#### [TASK TO COMPLETE]
Every line must be returned precisely as it is written.

#### [Stored records]
⟨
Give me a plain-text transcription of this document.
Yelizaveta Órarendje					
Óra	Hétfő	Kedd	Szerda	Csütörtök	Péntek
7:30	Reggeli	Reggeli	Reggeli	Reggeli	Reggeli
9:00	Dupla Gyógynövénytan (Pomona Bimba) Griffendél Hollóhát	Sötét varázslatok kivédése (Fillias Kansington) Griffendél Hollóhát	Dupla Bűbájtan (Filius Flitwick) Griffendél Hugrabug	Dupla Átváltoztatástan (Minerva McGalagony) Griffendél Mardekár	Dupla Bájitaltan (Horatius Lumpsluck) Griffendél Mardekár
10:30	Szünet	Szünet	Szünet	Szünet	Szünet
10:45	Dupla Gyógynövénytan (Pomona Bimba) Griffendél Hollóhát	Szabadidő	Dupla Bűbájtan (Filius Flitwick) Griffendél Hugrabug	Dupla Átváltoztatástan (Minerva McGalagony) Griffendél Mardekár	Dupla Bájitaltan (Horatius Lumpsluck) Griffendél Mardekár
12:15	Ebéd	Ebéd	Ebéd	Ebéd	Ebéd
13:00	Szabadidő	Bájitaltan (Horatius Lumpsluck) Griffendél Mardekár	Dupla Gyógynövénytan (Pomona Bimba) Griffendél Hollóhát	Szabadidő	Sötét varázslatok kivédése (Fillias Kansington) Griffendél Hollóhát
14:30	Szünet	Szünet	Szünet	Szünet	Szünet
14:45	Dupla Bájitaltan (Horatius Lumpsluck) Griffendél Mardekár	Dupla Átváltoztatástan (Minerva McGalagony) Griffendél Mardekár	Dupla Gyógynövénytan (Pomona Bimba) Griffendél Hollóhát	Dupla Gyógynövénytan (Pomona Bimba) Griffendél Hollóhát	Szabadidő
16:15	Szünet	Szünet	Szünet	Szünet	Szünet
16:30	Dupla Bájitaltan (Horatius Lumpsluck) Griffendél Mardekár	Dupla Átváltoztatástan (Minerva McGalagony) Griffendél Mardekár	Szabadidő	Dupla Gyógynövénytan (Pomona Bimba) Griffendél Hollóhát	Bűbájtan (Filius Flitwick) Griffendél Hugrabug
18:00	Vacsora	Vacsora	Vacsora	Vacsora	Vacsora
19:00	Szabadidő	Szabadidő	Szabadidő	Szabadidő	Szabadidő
⟩
#### [FINISHED ANSWER]
Give me a plain-text transcription of this document.
Yelizaveta Órarendje					
Óra	Hétfő	Kedd	Szerda	Csütörtök	Péntek
7:30	Reggeli	Reggeli	Reggeli	Reggeli	Reggeli
9:00	Dupla Gyógynövénytan (Pomona Bimba) Griffendél Hollóhát	Sötét varázslatok kivédése (Fillias Kansington) Griffendél Hollóhát	Dupla Bűbájtan (Filius Flitwick) Griffendél Hugrabug	Dupla Átváltoztatástan (Minerva McGalagony) Griffendél Mardekár	Dupla Bájitaltan (Horatius Lumpsluck) Griffendél Mardekár
10:30	Szünet	Szünet	Szünet	Szünet	Szünet
10:45	Dupla Gyógynövénytan (Pomona Bimba) Griffendél Hollóhát	Szabadidő	Dupla Bűbájtan (Filius Flitwick) Griffendél Hugrabug	Dupla Átváltoztatástan (Minerva McGalagony) Griffendél Mardekár	Dupla Bájitaltan (Horatius Lumpsluck) Griffendél Mardekár
12:15	Ebéd	Ebéd	Ebéd	Ebéd	Ebéd
13:00	Szabadidő	Bájitaltan (Horatius Lumpsluck) Griffendél Mardekár	Dupla Gyógynövénytan (Pomona Bimba) Griffendél Hollóhát	Szabadidő	Sötét varázslatok kivédése (Fillias Kansington) Griffendél Hollóhát
14:30	Szünet	Szünet	Szünet	Szünet	Szünet
14:45	Dupla Bájitaltan (Horatius Lumpsluck) Griffendél Mardekár	Dupla Átváltoztatástan (Minerva McGalagony) Griffendél Mardekár	Dupla Gyógynövénytan (Pomona Bimba) Griffendél Hollóhát	Dupla Gyógynövénytan (Pomona Bimba) Griffendél Hollóhát	Szabadidő
16:15	Szünet	Szünet	Szünet	Szünet	Szünet
16:30	Dupla Bájitaltan (Horatius Lumpsluck) Griffendél Mardekár	Dupla Átváltoztatástan (Minerva McGalagony) Griffendél Mardekár	Szabadidő	Dupla Gyógynövénytan (Pomona Bimba) Griffendél Hollóhát	Bűbájtan (Filius Flitwick) Griffendél Hugrabug
18:00	Vacsora	Vacsora	Vacsora	Vacsora	Vacsora
19:00	Szabadidő	Szabadidő	Szabadidő	Szabadidő	Szabadidő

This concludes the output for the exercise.